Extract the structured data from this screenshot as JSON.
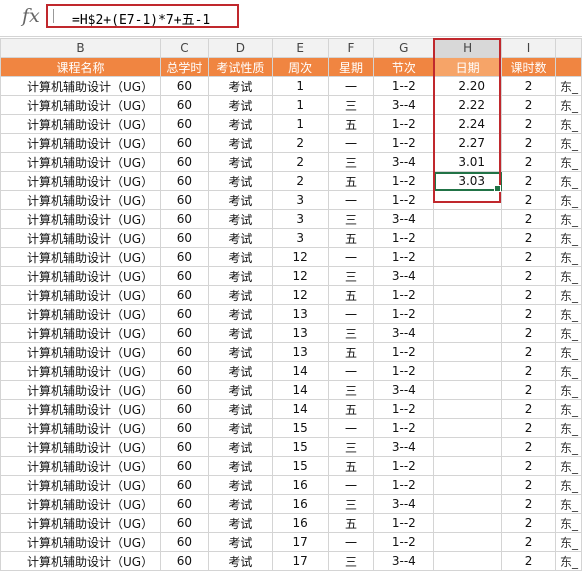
{
  "formula_bar": {
    "fx_label": "fx",
    "formula": "=H$2+(E7-1)*7+五-1"
  },
  "columns": [
    "B",
    "C",
    "D",
    "E",
    "F",
    "G",
    "H",
    "I",
    ""
  ],
  "selected_column": "H",
  "header_row": [
    "课程名称",
    "总学时",
    "考试性质",
    "周次",
    "星期",
    "节次",
    "日期",
    "课时数",
    ""
  ],
  "rows": [
    {
      "course": "计算机辅助设计（UG）",
      "hours": "60",
      "exam": "考试",
      "week": "1",
      "day": "一",
      "period": "1--2",
      "date": "2.20",
      "credits": "2",
      "extra": "东_"
    },
    {
      "course": "计算机辅助设计（UG）",
      "hours": "60",
      "exam": "考试",
      "week": "1",
      "day": "三",
      "period": "3--4",
      "date": "2.22",
      "credits": "2",
      "extra": "东_"
    },
    {
      "course": "计算机辅助设计（UG）",
      "hours": "60",
      "exam": "考试",
      "week": "1",
      "day": "五",
      "period": "1--2",
      "date": "2.24",
      "credits": "2",
      "extra": "东_"
    },
    {
      "course": "计算机辅助设计（UG）",
      "hours": "60",
      "exam": "考试",
      "week": "2",
      "day": "一",
      "period": "1--2",
      "date": "2.27",
      "credits": "2",
      "extra": "东_"
    },
    {
      "course": "计算机辅助设计（UG）",
      "hours": "60",
      "exam": "考试",
      "week": "2",
      "day": "三",
      "period": "3--4",
      "date": "3.01",
      "credits": "2",
      "extra": "东_"
    },
    {
      "course": "计算机辅助设计（UG）",
      "hours": "60",
      "exam": "考试",
      "week": "2",
      "day": "五",
      "period": "1--2",
      "date": "3.03",
      "credits": "2",
      "extra": "东_"
    },
    {
      "course": "计算机辅助设计（UG）",
      "hours": "60",
      "exam": "考试",
      "week": "3",
      "day": "一",
      "period": "1--2",
      "date": "",
      "credits": "2",
      "extra": "东_"
    },
    {
      "course": "计算机辅助设计（UG）",
      "hours": "60",
      "exam": "考试",
      "week": "3",
      "day": "三",
      "period": "3--4",
      "date": "",
      "credits": "2",
      "extra": "东_"
    },
    {
      "course": "计算机辅助设计（UG）",
      "hours": "60",
      "exam": "考试",
      "week": "3",
      "day": "五",
      "period": "1--2",
      "date": "",
      "credits": "2",
      "extra": "东_"
    },
    {
      "course": "计算机辅助设计（UG）",
      "hours": "60",
      "exam": "考试",
      "week": "12",
      "day": "一",
      "period": "1--2",
      "date": "",
      "credits": "2",
      "extra": "东_"
    },
    {
      "course": "计算机辅助设计（UG）",
      "hours": "60",
      "exam": "考试",
      "week": "12",
      "day": "三",
      "period": "3--4",
      "date": "",
      "credits": "2",
      "extra": "东_"
    },
    {
      "course": "计算机辅助设计（UG）",
      "hours": "60",
      "exam": "考试",
      "week": "12",
      "day": "五",
      "period": "1--2",
      "date": "",
      "credits": "2",
      "extra": "东_"
    },
    {
      "course": "计算机辅助设计（UG）",
      "hours": "60",
      "exam": "考试",
      "week": "13",
      "day": "一",
      "period": "1--2",
      "date": "",
      "credits": "2",
      "extra": "东_"
    },
    {
      "course": "计算机辅助设计（UG）",
      "hours": "60",
      "exam": "考试",
      "week": "13",
      "day": "三",
      "period": "3--4",
      "date": "",
      "credits": "2",
      "extra": "东_"
    },
    {
      "course": "计算机辅助设计（UG）",
      "hours": "60",
      "exam": "考试",
      "week": "13",
      "day": "五",
      "period": "1--2",
      "date": "",
      "credits": "2",
      "extra": "东_"
    },
    {
      "course": "计算机辅助设计（UG）",
      "hours": "60",
      "exam": "考试",
      "week": "14",
      "day": "一",
      "period": "1--2",
      "date": "",
      "credits": "2",
      "extra": "东_"
    },
    {
      "course": "计算机辅助设计（UG）",
      "hours": "60",
      "exam": "考试",
      "week": "14",
      "day": "三",
      "period": "3--4",
      "date": "",
      "credits": "2",
      "extra": "东_"
    },
    {
      "course": "计算机辅助设计（UG）",
      "hours": "60",
      "exam": "考试",
      "week": "14",
      "day": "五",
      "period": "1--2",
      "date": "",
      "credits": "2",
      "extra": "东_"
    },
    {
      "course": "计算机辅助设计（UG）",
      "hours": "60",
      "exam": "考试",
      "week": "15",
      "day": "一",
      "period": "1--2",
      "date": "",
      "credits": "2",
      "extra": "东_"
    },
    {
      "course": "计算机辅助设计（UG）",
      "hours": "60",
      "exam": "考试",
      "week": "15",
      "day": "三",
      "period": "3--4",
      "date": "",
      "credits": "2",
      "extra": "东_"
    },
    {
      "course": "计算机辅助设计（UG）",
      "hours": "60",
      "exam": "考试",
      "week": "15",
      "day": "五",
      "period": "1--2",
      "date": "",
      "credits": "2",
      "extra": "东_"
    },
    {
      "course": "计算机辅助设计（UG）",
      "hours": "60",
      "exam": "考试",
      "week": "16",
      "day": "一",
      "period": "1--2",
      "date": "",
      "credits": "2",
      "extra": "东_"
    },
    {
      "course": "计算机辅助设计（UG）",
      "hours": "60",
      "exam": "考试",
      "week": "16",
      "day": "三",
      "period": "3--4",
      "date": "",
      "credits": "2",
      "extra": "东_"
    },
    {
      "course": "计算机辅助设计（UG）",
      "hours": "60",
      "exam": "考试",
      "week": "16",
      "day": "五",
      "period": "1--2",
      "date": "",
      "credits": "2",
      "extra": "东_"
    },
    {
      "course": "计算机辅助设计（UG）",
      "hours": "60",
      "exam": "考试",
      "week": "17",
      "day": "一",
      "period": "1--2",
      "date": "",
      "credits": "2",
      "extra": "东_"
    },
    {
      "course": "计算机辅助设计（UG）",
      "hours": "60",
      "exam": "考试",
      "week": "17",
      "day": "三",
      "period": "3--4",
      "date": "",
      "credits": "2",
      "extra": "东_"
    }
  ],
  "active_cell_row": 5,
  "colors": {
    "header_orange": "#f08541",
    "highlight_red": "#c0282d",
    "selection_green": "#217346"
  }
}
· · · · ·
→ **WHAT IS REQUIRED**:
Retype each line of the listing above word for word. Exclude the pictures.

→ **RESPONSE BELOW**:
Extract the structured data from this screenshot as JSON.
{
  "formula_bar": {
    "fx_label": "fx",
    "formula": "=H$2+(E7-1)*7+五-1"
  },
  "columns": [
    "B",
    "C",
    "D",
    "E",
    "F",
    "G",
    "H",
    "I",
    ""
  ],
  "selected_column": "H",
  "header_row": [
    "课程名称",
    "总学时",
    "考试性质",
    "周次",
    "星期",
    "节次",
    "日期",
    "课时数",
    ""
  ],
  "rows": [
    {
      "course": "计算机辅助设计（UG）",
      "hours": "60",
      "exam": "考试",
      "week": "1",
      "day": "一",
      "period": "1--2",
      "date": "2.20",
      "credits": "2",
      "extra": "东_"
    },
    {
      "course": "计算机辅助设计（UG）",
      "hours": "60",
      "exam": "考试",
      "week": "1",
      "day": "三",
      "period": "3--4",
      "date": "2.22",
      "credits": "2",
      "extra": "东_"
    },
    {
      "course": "计算机辅助设计（UG）",
      "hours": "60",
      "exam": "考试",
      "week": "1",
      "day": "五",
      "period": "1--2",
      "date": "2.24",
      "credits": "2",
      "extra": "东_"
    },
    {
      "course": "计算机辅助设计（UG）",
      "hours": "60",
      "exam": "考试",
      "week": "2",
      "day": "一",
      "period": "1--2",
      "date": "2.27",
      "credits": "2",
      "extra": "东_"
    },
    {
      "course": "计算机辅助设计（UG）",
      "hours": "60",
      "exam": "考试",
      "week": "2",
      "day": "三",
      "period": "3--4",
      "date": "3.01",
      "credits": "2",
      "extra": "东_"
    },
    {
      "course": "计算机辅助设计（UG）",
      "hours": "60",
      "exam": "考试",
      "week": "2",
      "day": "五",
      "period": "1--2",
      "date": "3.03",
      "credits": "2",
      "extra": "东_"
    },
    {
      "course": "计算机辅助设计（UG）",
      "hours": "60",
      "exam": "考试",
      "week": "3",
      "day": "一",
      "period": "1--2",
      "date": "",
      "credits": "2",
      "extra": "东_"
    },
    {
      "course": "计算机辅助设计（UG）",
      "hours": "60",
      "exam": "考试",
      "week": "3",
      "day": "三",
      "period": "3--4",
      "date": "",
      "credits": "2",
      "extra": "东_"
    },
    {
      "course": "计算机辅助设计（UG）",
      "hours": "60",
      "exam": "考试",
      "week": "3",
      "day": "五",
      "period": "1--2",
      "date": "",
      "credits": "2",
      "extra": "东_"
    },
    {
      "course": "计算机辅助设计（UG）",
      "hours": "60",
      "exam": "考试",
      "week": "12",
      "day": "一",
      "period": "1--2",
      "date": "",
      "credits": "2",
      "extra": "东_"
    },
    {
      "course": "计算机辅助设计（UG）",
      "hours": "60",
      "exam": "考试",
      "week": "12",
      "day": "三",
      "period": "3--4",
      "date": "",
      "credits": "2",
      "extra": "东_"
    },
    {
      "course": "计算机辅助设计（UG）",
      "hours": "60",
      "exam": "考试",
      "week": "12",
      "day": "五",
      "period": "1--2",
      "date": "",
      "credits": "2",
      "extra": "东_"
    },
    {
      "course": "计算机辅助设计（UG）",
      "hours": "60",
      "exam": "考试",
      "week": "13",
      "day": "一",
      "period": "1--2",
      "date": "",
      "credits": "2",
      "extra": "东_"
    },
    {
      "course": "计算机辅助设计（UG）",
      "hours": "60",
      "exam": "考试",
      "week": "13",
      "day": "三",
      "period": "3--4",
      "date": "",
      "credits": "2",
      "extra": "东_"
    },
    {
      "course": "计算机辅助设计（UG）",
      "hours": "60",
      "exam": "考试",
      "week": "13",
      "day": "五",
      "period": "1--2",
      "date": "",
      "credits": "2",
      "extra": "东_"
    },
    {
      "course": "计算机辅助设计（UG）",
      "hours": "60",
      "exam": "考试",
      "week": "14",
      "day": "一",
      "period": "1--2",
      "date": "",
      "credits": "2",
      "extra": "东_"
    },
    {
      "course": "计算机辅助设计（UG）",
      "hours": "60",
      "exam": "考试",
      "week": "14",
      "day": "三",
      "period": "3--4",
      "date": "",
      "credits": "2",
      "extra": "东_"
    },
    {
      "course": "计算机辅助设计（UG）",
      "hours": "60",
      "exam": "考试",
      "week": "14",
      "day": "五",
      "period": "1--2",
      "date": "",
      "credits": "2",
      "extra": "东_"
    },
    {
      "course": "计算机辅助设计（UG）",
      "hours": "60",
      "exam": "考试",
      "week": "15",
      "day": "一",
      "period": "1--2",
      "date": "",
      "credits": "2",
      "extra": "东_"
    },
    {
      "course": "计算机辅助设计（UG）",
      "hours": "60",
      "exam": "考试",
      "week": "15",
      "day": "三",
      "period": "3--4",
      "date": "",
      "credits": "2",
      "extra": "东_"
    },
    {
      "course": "计算机辅助设计（UG）",
      "hours": "60",
      "exam": "考试",
      "week": "15",
      "day": "五",
      "period": "1--2",
      "date": "",
      "credits": "2",
      "extra": "东_"
    },
    {
      "course": "计算机辅助设计（UG）",
      "hours": "60",
      "exam": "考试",
      "week": "16",
      "day": "一",
      "period": "1--2",
      "date": "",
      "credits": "2",
      "extra": "东_"
    },
    {
      "course": "计算机辅助设计（UG）",
      "hours": "60",
      "exam": "考试",
      "week": "16",
      "day": "三",
      "period": "3--4",
      "date": "",
      "credits": "2",
      "extra": "东_"
    },
    {
      "course": "计算机辅助设计（UG）",
      "hours": "60",
      "exam": "考试",
      "week": "16",
      "day": "五",
      "period": "1--2",
      "date": "",
      "credits": "2",
      "extra": "东_"
    },
    {
      "course": "计算机辅助设计（UG）",
      "hours": "60",
      "exam": "考试",
      "week": "17",
      "day": "一",
      "period": "1--2",
      "date": "",
      "credits": "2",
      "extra": "东_"
    },
    {
      "course": "计算机辅助设计（UG）",
      "hours": "60",
      "exam": "考试",
      "week": "17",
      "day": "三",
      "period": "3--4",
      "date": "",
      "credits": "2",
      "extra": "东_"
    }
  ],
  "active_cell_row": 5,
  "colors": {
    "header_orange": "#f08541",
    "highlight_red": "#c0282d",
    "selection_green": "#217346"
  }
}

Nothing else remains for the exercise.